Data entries
******
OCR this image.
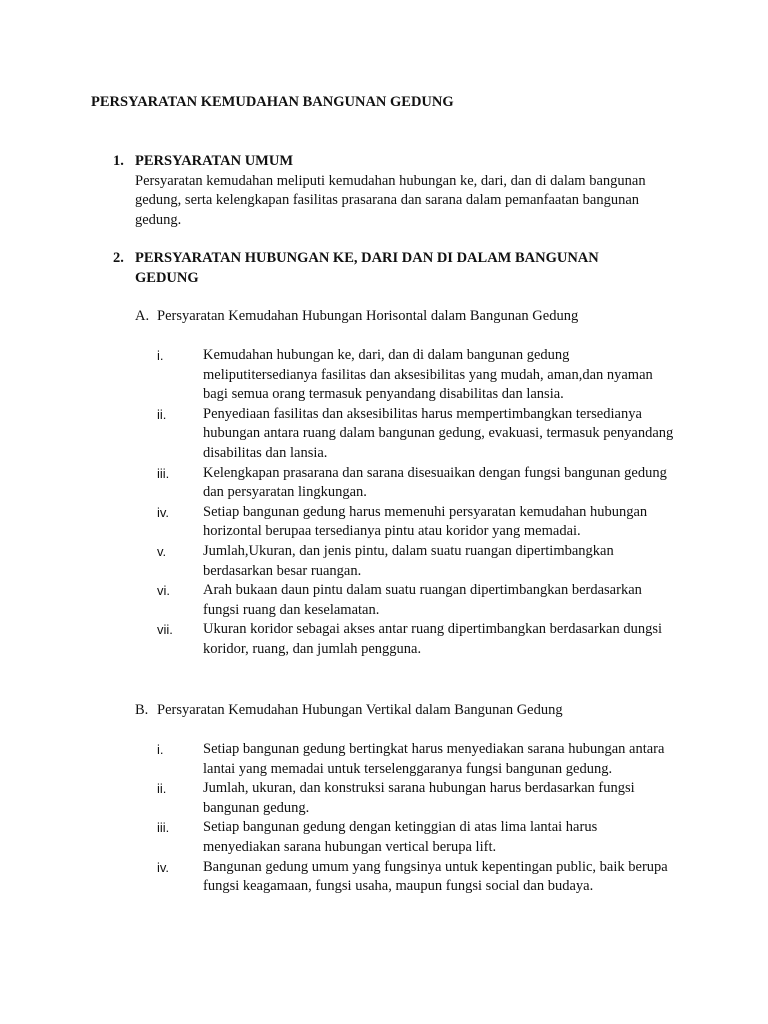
PERSYARATAN KEMUDAHAN BANGUNAN GEDUNG
1. PERSYARATAN UMUM
Persyaratan kemudahan meliputi kemudahan hubungan ke, dari, dan di dalam bangunan gedung, serta kelengkapan fasilitas prasarana dan sarana dalam pemanfaatan bangunan gedung.
2. PERSYARATAN HUBUNGAN KE, DARI DAN DI DALAM BANGUNAN GEDUNG
A. Persyaratan Kemudahan Hubungan Horisontal dalam Bangunan Gedung
i.	Kemudahan hubungan ke, dari, dan di dalam bangunan gedung meliputitersedianya fasilitas dan aksesibilitas yang mudah, aman,dan nyaman bagi semua orang termasuk penyandang disabilitas dan lansia.
ii.	Penyediaan fasilitas dan aksesibilitas harus mempertimbangkan tersedianya hubungan antara ruang dalam bangunan gedung, evakuasi, termasuk penyandang disabilitas dan lansia.
iii. Kelengkapan prasarana dan sarana disesuaikan dengan fungsi bangunan gedung dan persyaratan lingkungan.
iv. Setiap bangunan gedung harus memenuhi persyaratan kemudahan hubungan horizontal berupaa tersedianya pintu atau koridor yang memadai.
v.	Jumlah,Ukuran, dan jenis pintu, dalam suatu ruangan dipertimbangkan berdasarkan besar ruangan.
vi. Arah bukaan daun pintu dalam suatu ruangan dipertimbangkan berdasarkan fungsi ruang dan keselamatan.
vii. Ukuran koridor sebagai akses antar ruang dipertimbangkan berdasarkan dungsi koridor, ruang, dan jumlah pengguna.
B. Persyaratan Kemudahan Hubungan Vertikal dalam Bangunan Gedung
i.	Setiap bangunan gedung bertingkat harus menyediakan sarana hubungan antara lantai yang memadai untuk terselenggaranya fungsi bangunan gedung.
ii.	Jumlah, ukuran, dan konstruksi sarana hubungan harus berdasarkan fungsi bangunan gedung.
iii. Setiap bangunan gedung dengan ketinggian di atas lima lantai harus menyediakan sarana hubungan vertical berupa lift.
iv. Bangunan gedung umum yang fungsinya untuk kepentingan public, baik berupa fungsi keagamaan, fungsi usaha, maupun fungsi social dan budaya.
******
Written instruction
Search the listing for the word "memadai" and return each line that holds it.

Exercise response
iv. Setiap bangunan gedung harus memenuhi persyaratan kemudahan hubungan horizontal berupaa tersedianya pintu atau koridor yang memadai.
i.	Setiap bangunan gedung bertingkat harus menyediakan sarana hubungan antara lantai yang memadai untuk terselenggaranya fungsi bangunan gedung.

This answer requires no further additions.